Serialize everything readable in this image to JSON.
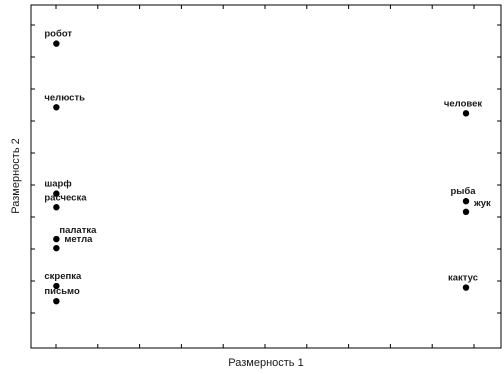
{
  "chart_data": {
    "type": "scatter",
    "title": "",
    "xlabel": "Размерность 1",
    "ylabel": "Размерность 2",
    "xlim": [
      0,
      10
    ],
    "ylim": [
      0,
      10
    ],
    "grid": false,
    "legend": "none",
    "points": [
      {
        "label": "робот",
        "x": 0.2,
        "y": 9.55
      },
      {
        "label": "челюсть",
        "x": 0.2,
        "y": 7.45
      },
      {
        "label": "шарф",
        "x": 0.2,
        "y": 4.6
      },
      {
        "label": "расческа",
        "x": 0.2,
        "y": 4.15
      },
      {
        "label": "палатка",
        "x": 0.2,
        "y": 3.1
      },
      {
        "label": "метла",
        "x": 0.2,
        "y": 2.8
      },
      {
        "label": "скрепка",
        "x": 0.2,
        "y": 1.55
      },
      {
        "label": "письмо",
        "x": 0.2,
        "y": 1.05
      },
      {
        "label": "человек",
        "x": 10.0,
        "y": 7.25
      },
      {
        "label": "рыба",
        "x": 10.0,
        "y": 4.35
      },
      {
        "label": "жук",
        "x": 10.0,
        "y": 4.0
      },
      {
        "label": "кактус",
        "x": 10.0,
        "y": 1.5
      }
    ],
    "marker_color": "#000000"
  }
}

_Task statement_
How many lines of the data hold the string "Размерность"? Reply with the number alone.

_The output_
2